▶ **Task to complete**: Find every line containing the word "Цель" in the records below; report only how many there are.

▶ **Information shown**:
* Begin *

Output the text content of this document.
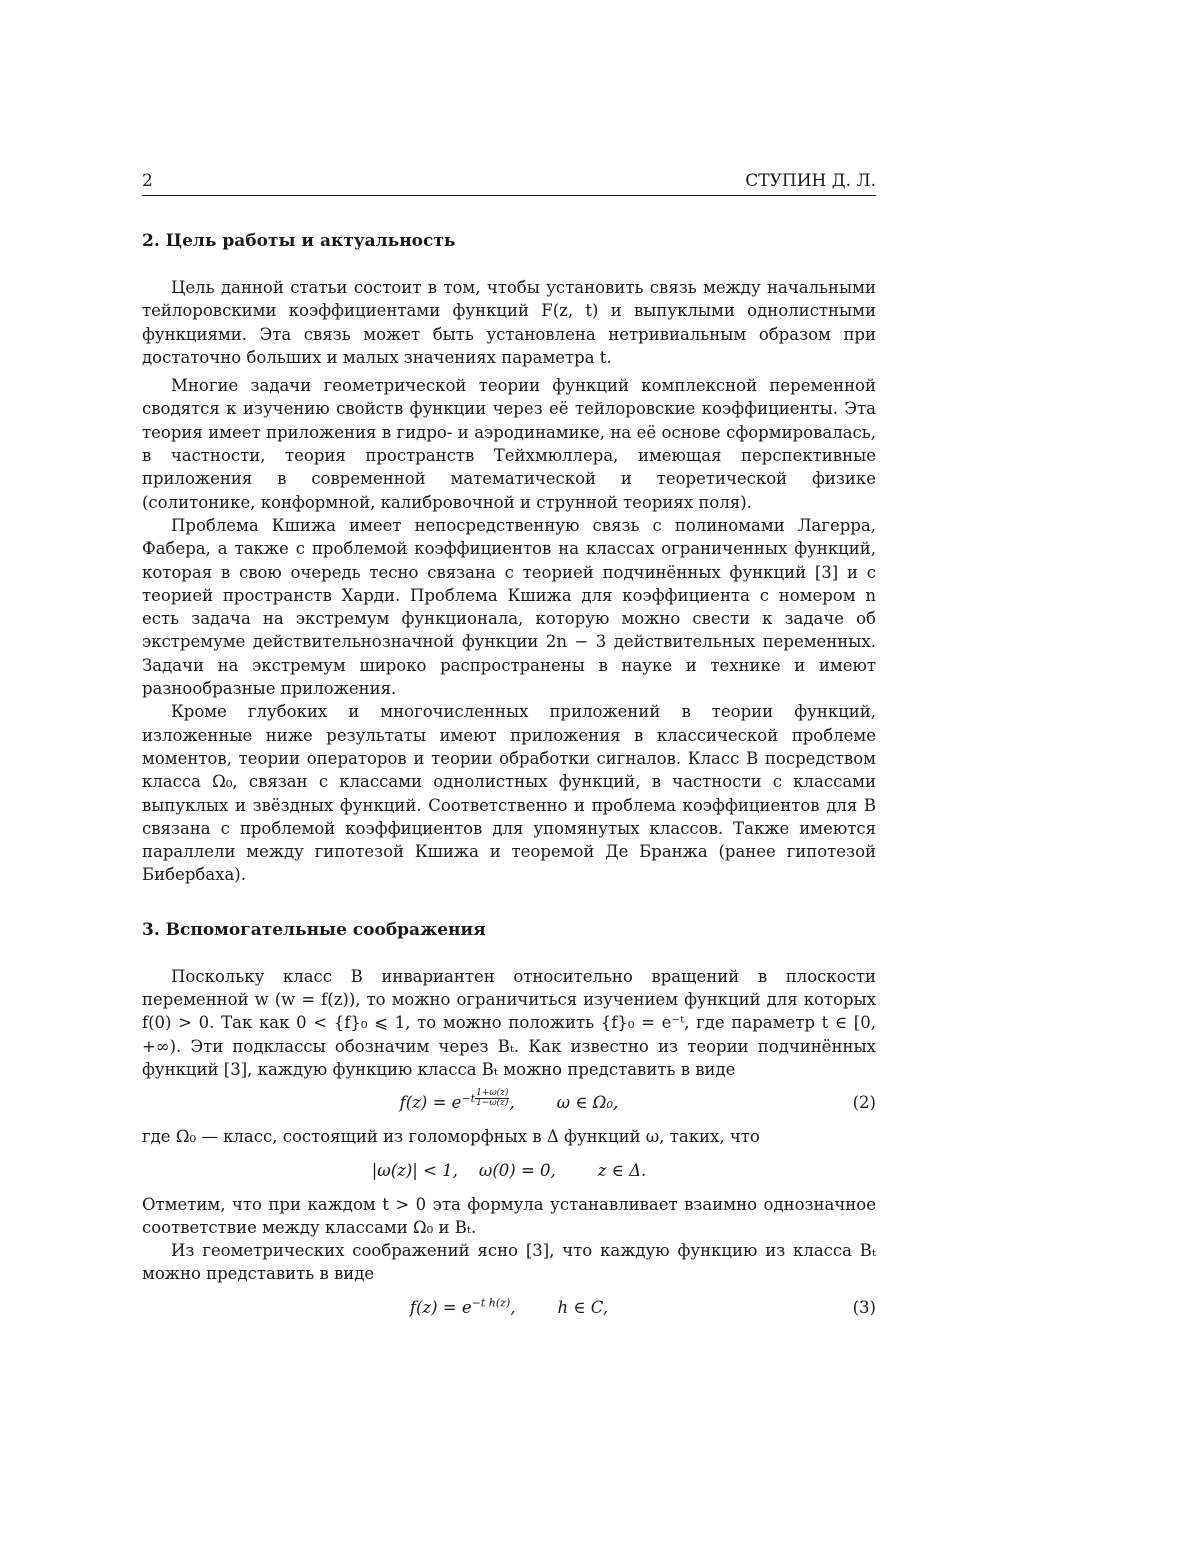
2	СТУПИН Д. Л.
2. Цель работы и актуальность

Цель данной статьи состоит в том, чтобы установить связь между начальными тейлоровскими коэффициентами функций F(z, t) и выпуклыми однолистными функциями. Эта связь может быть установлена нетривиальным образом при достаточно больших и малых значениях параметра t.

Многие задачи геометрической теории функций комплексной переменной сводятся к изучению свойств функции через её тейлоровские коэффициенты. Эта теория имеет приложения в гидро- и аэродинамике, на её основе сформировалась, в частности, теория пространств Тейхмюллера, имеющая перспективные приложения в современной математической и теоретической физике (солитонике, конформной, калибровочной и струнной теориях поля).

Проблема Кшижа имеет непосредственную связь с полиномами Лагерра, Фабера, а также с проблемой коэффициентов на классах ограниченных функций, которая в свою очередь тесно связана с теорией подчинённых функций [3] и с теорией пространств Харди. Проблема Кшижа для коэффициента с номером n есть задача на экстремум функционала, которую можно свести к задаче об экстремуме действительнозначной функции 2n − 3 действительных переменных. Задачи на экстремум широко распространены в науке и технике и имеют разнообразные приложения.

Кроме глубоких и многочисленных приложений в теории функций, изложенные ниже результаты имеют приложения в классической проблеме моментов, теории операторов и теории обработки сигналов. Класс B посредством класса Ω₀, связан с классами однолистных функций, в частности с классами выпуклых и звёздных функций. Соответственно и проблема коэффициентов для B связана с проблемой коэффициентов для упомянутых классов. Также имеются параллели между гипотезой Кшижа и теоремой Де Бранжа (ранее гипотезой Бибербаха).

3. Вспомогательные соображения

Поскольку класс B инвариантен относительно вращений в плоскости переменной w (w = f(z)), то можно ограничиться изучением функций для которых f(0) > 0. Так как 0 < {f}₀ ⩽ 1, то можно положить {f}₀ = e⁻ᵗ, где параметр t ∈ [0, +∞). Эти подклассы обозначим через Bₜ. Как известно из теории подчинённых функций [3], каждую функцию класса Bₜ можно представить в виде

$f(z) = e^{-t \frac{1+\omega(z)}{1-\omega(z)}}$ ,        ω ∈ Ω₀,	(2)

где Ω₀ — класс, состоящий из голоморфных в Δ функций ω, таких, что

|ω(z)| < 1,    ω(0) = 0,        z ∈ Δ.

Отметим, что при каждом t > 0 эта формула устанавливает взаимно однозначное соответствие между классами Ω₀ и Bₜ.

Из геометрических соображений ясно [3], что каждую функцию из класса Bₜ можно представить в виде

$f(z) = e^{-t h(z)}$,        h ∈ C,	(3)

* End *

▶ **Task result**: 2